* START *
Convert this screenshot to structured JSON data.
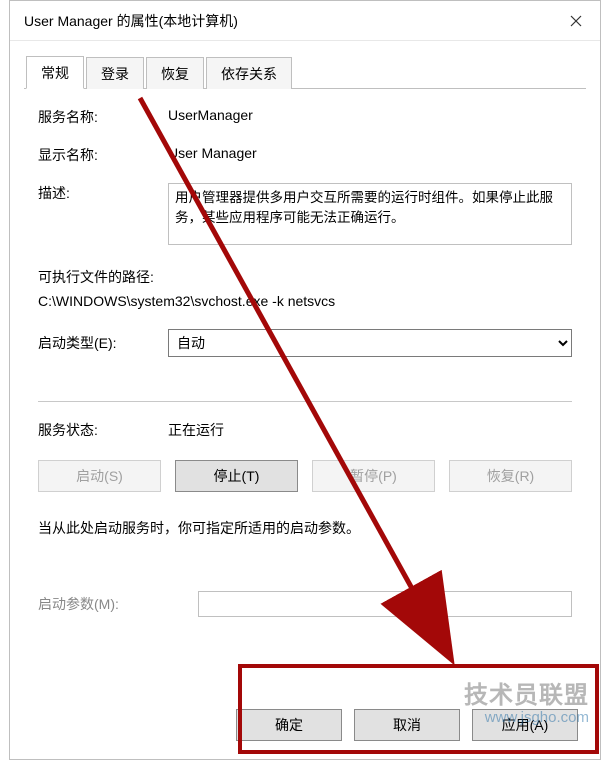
{
  "window": {
    "title": "User Manager 的属性(本地计算机)"
  },
  "tabs": [
    {
      "label": "常规",
      "active": true
    },
    {
      "label": "登录",
      "active": false
    },
    {
      "label": "恢复",
      "active": false
    },
    {
      "label": "依存关系",
      "active": false
    }
  ],
  "general": {
    "service_name_label": "服务名称:",
    "service_name": "UserManager",
    "display_name_label": "显示名称:",
    "display_name": "User Manager",
    "description_label": "描述:",
    "description": "用户管理器提供多用户交互所需要的运行时组件。如果停止此服务，某些应用程序可能无法正确运行。",
    "exec_path_label": "可执行文件的路径:",
    "exec_path": "C:\\WINDOWS\\system32\\svchost.exe -k netsvcs",
    "startup_type_label": "启动类型(E):",
    "startup_type": "自动",
    "status_label": "服务状态:",
    "status": "正在运行",
    "buttons": {
      "start": "启动(S)",
      "stop": "停止(T)",
      "pause": "暂停(P)",
      "resume": "恢复(R)"
    },
    "hint": "当从此处启动服务时，你可指定所适用的启动参数。",
    "start_params_label": "启动参数(M):",
    "start_params": ""
  },
  "dialog_buttons": {
    "ok": "确定",
    "cancel": "取消",
    "apply": "应用(A)"
  },
  "watermark": {
    "text": "技术员联盟",
    "url": "www.jsgho.com"
  }
}
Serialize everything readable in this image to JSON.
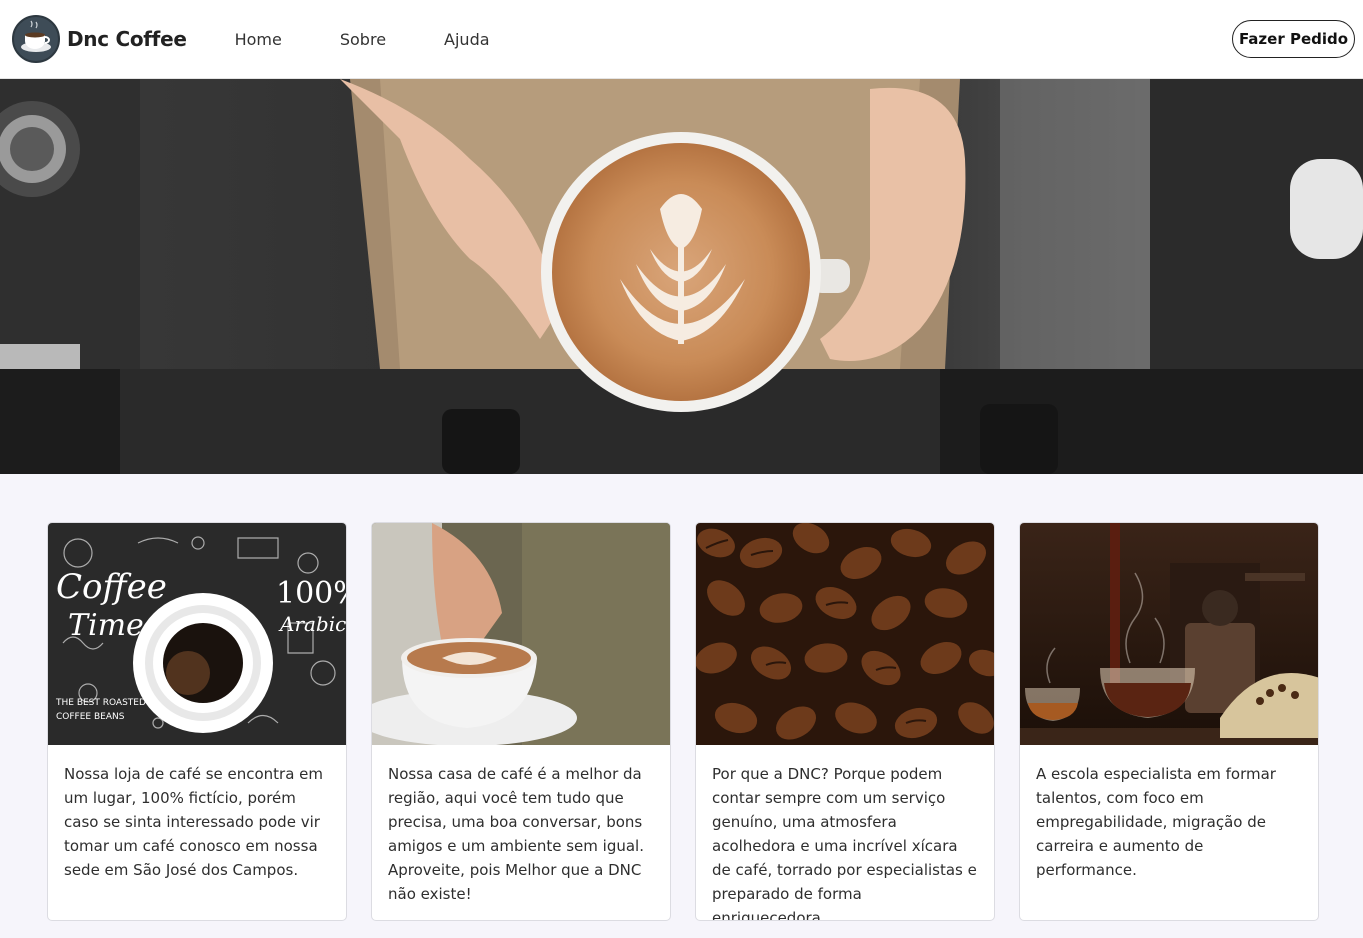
{
  "app": {
    "brand_name": "Dnc Coffee",
    "logo_icon": "coffee-cup-icon"
  },
  "nav": {
    "links": [
      "Home",
      "Sobre",
      "Ajuda"
    ],
    "order_button": "Fazer Pedido"
  },
  "hero": {
    "image": "latte-art-cup-held-by-barista"
  },
  "cards": [
    {
      "image": "coffee-time-illustration",
      "text": "Nossa loja de café se encontra em um lugar, 100% fictício, porém caso se sinta interessado pode vir tomar um café conosco em nossa sede em São José dos Campos."
    },
    {
      "image": "cappuccino-cup-saucer",
      "text": "Nossa casa de café é a melhor da região, aqui você tem tudo que precisa, uma boa conversar, bons amigos e um ambiente sem igual. Aproveite, pois Melhor que a DNC não existe!"
    },
    {
      "image": "roasted-coffee-beans",
      "text": "Por que a DNC? Porque podem contar sempre com um serviço genuíno, uma atmosfera acolhedora e uma incrível xícara de café, torrado por especialistas e preparado de forma enriquecedora."
    },
    {
      "image": "coffee-pouring-grinder",
      "text": "A escola especialista em formar talentos, com foco em empregabilidade, migração de carreira e aumento de performance."
    }
  ],
  "colors": {
    "background": "#f6f5fb",
    "navbar": "#ffffff",
    "text": "#2b2b2b"
  }
}
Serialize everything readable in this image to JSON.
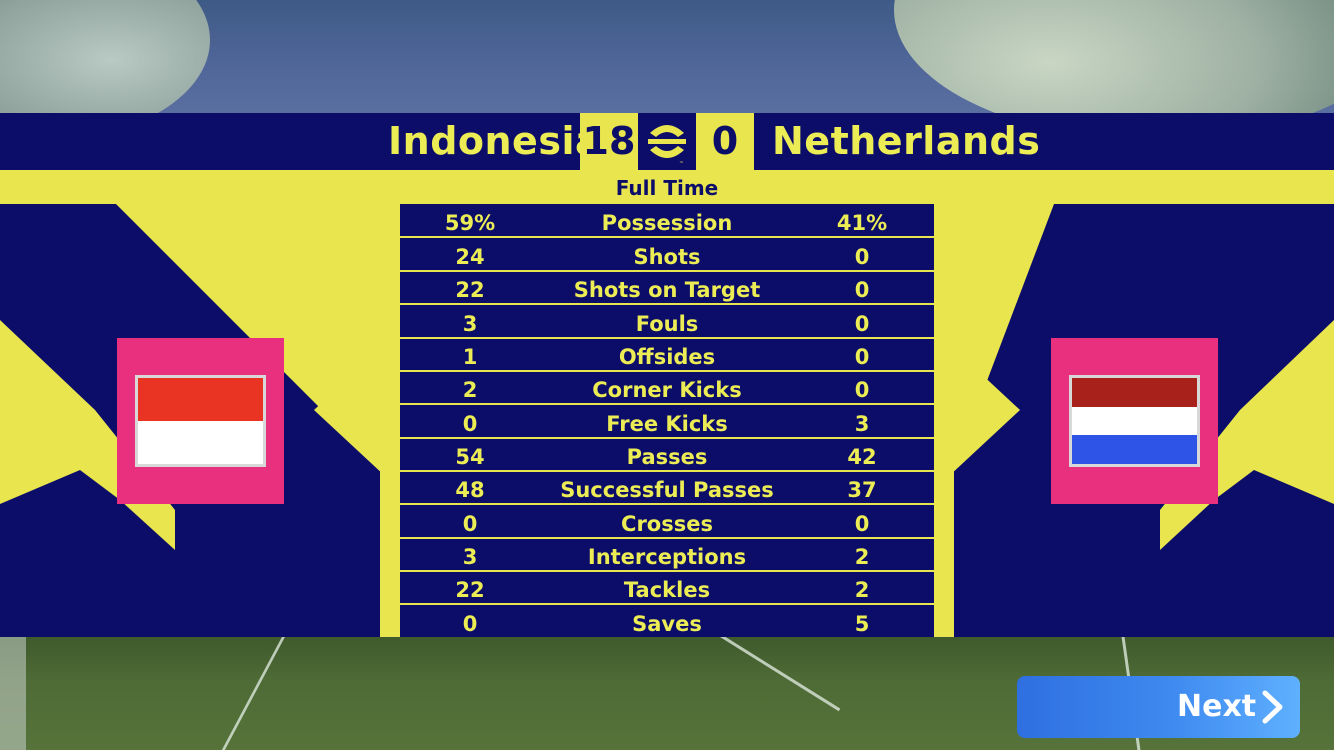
{
  "match": {
    "home_team": "Indonesia",
    "away_team": "Netherlands",
    "home_score": "18",
    "away_score": "0",
    "status": "Full Time"
  },
  "flags": {
    "home": {
      "icon": "indonesia-flag",
      "stripes": [
        "#e93424",
        "#ffffff"
      ]
    },
    "away": {
      "icon": "netherlands-flag",
      "stripes": [
        "#a8221b",
        "#ffffff",
        "#2d54e6"
      ]
    }
  },
  "stats": [
    {
      "label": "Possession",
      "home": "59%",
      "away": "41%"
    },
    {
      "label": "Shots",
      "home": "24",
      "away": "0"
    },
    {
      "label": "Shots on Target",
      "home": "22",
      "away": "0"
    },
    {
      "label": "Fouls",
      "home": "3",
      "away": "0"
    },
    {
      "label": "Offsides",
      "home": "1",
      "away": "0"
    },
    {
      "label": "Corner Kicks",
      "home": "2",
      "away": "0"
    },
    {
      "label": "Free Kicks",
      "home": "0",
      "away": "3"
    },
    {
      "label": "Passes",
      "home": "54",
      "away": "42"
    },
    {
      "label": "Successful Passes",
      "home": "48",
      "away": "37"
    },
    {
      "label": "Crosses",
      "home": "0",
      "away": "0"
    },
    {
      "label": "Interceptions",
      "home": "3",
      "away": "2"
    },
    {
      "label": "Tackles",
      "home": "22",
      "away": "2"
    },
    {
      "label": "Saves",
      "home": "0",
      "away": "5"
    }
  ],
  "actions": {
    "next_label": "Next"
  },
  "colors": {
    "navy": "#0c0d69",
    "yellow": "#e8e54e",
    "magenta": "#e8307e",
    "button_blue": "#3e8af0"
  },
  "icons": {
    "logo": "efootball-logo-icon",
    "next": "chevron-right-icon"
  }
}
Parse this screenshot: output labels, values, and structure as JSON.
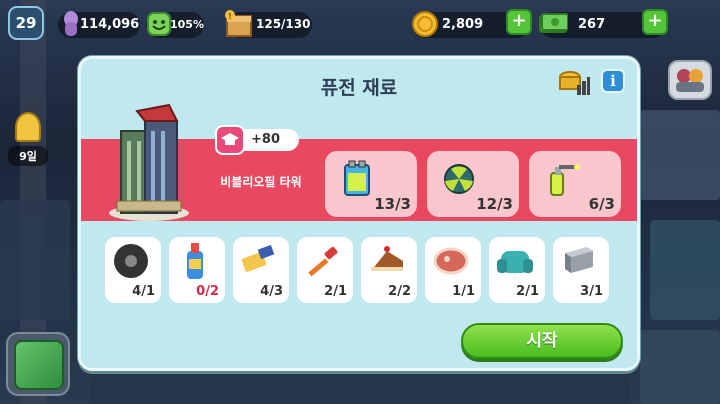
* END *
_Exercise brief_: Print the entries above exactly, taking out only the pictures.

_Answer to the exercise_:
Convert this screenshot to structured JSON data.
{
  "window": {
    "title": "User Manager 的属性(本地计算机)"
  },
  "tabs": [
    {
      "label": "常规",
      "active": true
    },
    {
      "label": "登录",
      "active": false
    },
    {
      "label": "恢复",
      "active": false
    },
    {
      "label": "依存关系",
      "active": false
    }
  ],
  "general": {
    "service_name_label": "服务名称:",
    "service_name": "UserManager",
    "display_name_label": "显示名称:",
    "display_name": "User Manager",
    "description_label": "描述:",
    "description": "用户管理器提供多用户交互所需要的运行时组件。如果停止此服务，某些应用程序可能无法正确运行。",
    "exec_path_label": "可执行文件的路径:",
    "exec_path": "C:\\WINDOWS\\system32\\svchost.exe -k netsvcs",
    "startup_type_label": "启动类型(E):",
    "startup_type": "自动",
    "status_label": "服务状态:",
    "status": "正在运行",
    "buttons": {
      "start": "启动(S)",
      "stop": "停止(T)",
      "pause": "暂停(P)",
      "resume": "恢复(R)"
    },
    "hint": "当从此处启动服务时，你可指定所适用的启动参数。",
    "start_params_label": "启动参数(M):",
    "start_params": ""
  },
  "dialog_buttons": {
    "ok": "确定",
    "cancel": "取消",
    "apply": "应用(A)"
  },
  "watermark": {
    "text": "技术员联盟",
    "url": "www.jsgho.com"
  }
}
Serialize everything readable in this image to JSON.
{
  "app": {
    "brand_name": "Dnc Coffee",
    "logo_icon": "coffee-cup-icon"
  },
  "nav": {
    "links": [
      "Home",
      "Sobre",
      "Ajuda"
    ],
    "order_button": "Fazer Pedido"
  },
  "hero": {
    "image": "latte-art-cup-held-by-barista"
  },
  "cards": [
    {
      "image": "coffee-time-illustration",
      "text": "Nossa loja de café se encontra em um lugar, 100% fictício, porém caso se sinta interessado pode vir tomar um café conosco em nossa sede em São José dos Campos."
    },
    {
      "image": "cappuccino-cup-saucer",
      "text": "Nossa casa de café é a melhor da região, aqui você tem tudo que precisa, uma boa conversar, bons amigos e um ambiente sem igual. Aproveite, pois Melhor que a DNC não existe!"
    },
    {
      "image": "roasted-coffee-beans",
      "text": "Por que a DNC? Porque podem contar sempre com um serviço genuíno, uma atmosfera acolhedora e uma incrível xícara de café, torrado por especialistas e preparado de forma enriquecedora."
    },
    {
      "image": "coffee-pouring-grinder",
      "text": "A escola especialista em formar talentos, com foco em empregabilidade, migração de carreira e aumento de performance."
    }
  ],
  "colors": {
    "background": "#f6f5fb",
    "navbar": "#ffffff",
    "text": "#2b2b2b"
  }
}
Serialize everything readable in this image to JSON.
{
  "match": {
    "home_team": "Indonesia",
    "away_team": "Netherlands",
    "home_score": "18",
    "away_score": "0",
    "status": "Full Time"
  },
  "flags": {
    "home": {
      "icon": "indonesia-flag",
      "stripes": [
        "#e93424",
        "#ffffff"
      ]
    },
    "away": {
      "icon": "netherlands-flag",
      "stripes": [
        "#a8221b",
        "#ffffff",
        "#2d54e6"
      ]
    }
  },
  "stats": [
    {
      "label": "Possession",
      "home": "59%",
      "away": "41%"
    },
    {
      "label": "Shots",
      "home": "24",
      "away": "0"
    },
    {
      "label": "Shots on Target",
      "home": "22",
      "away": "0"
    },
    {
      "label": "Fouls",
      "home": "3",
      "away": "0"
    },
    {
      "label": "Offsides",
      "home": "1",
      "away": "0"
    },
    {
      "label": "Corner Kicks",
      "home": "2",
      "away": "0"
    },
    {
      "label": "Free Kicks",
      "home": "0",
      "away": "3"
    },
    {
      "label": "Passes",
      "home": "54",
      "away": "42"
    },
    {
      "label": "Successful Passes",
      "home": "48",
      "away": "37"
    },
    {
      "label": "Crosses",
      "home": "0",
      "away": "0"
    },
    {
      "label": "Interceptions",
      "home": "3",
      "away": "2"
    },
    {
      "label": "Tackles",
      "home": "22",
      "away": "2"
    },
    {
      "label": "Saves",
      "home": "0",
      "away": "5"
    }
  ],
  "actions": {
    "next_label": "Next"
  },
  "colors": {
    "navy": "#0c0d69",
    "yellow": "#e8e54e",
    "magenta": "#e8307e",
    "button_blue": "#3e8af0"
  },
  "icons": {
    "logo": "efootball-logo-icon",
    "next": "chevron-right-icon"
  }
}
Parse this screenshot: output labels, values, and structure as JSON.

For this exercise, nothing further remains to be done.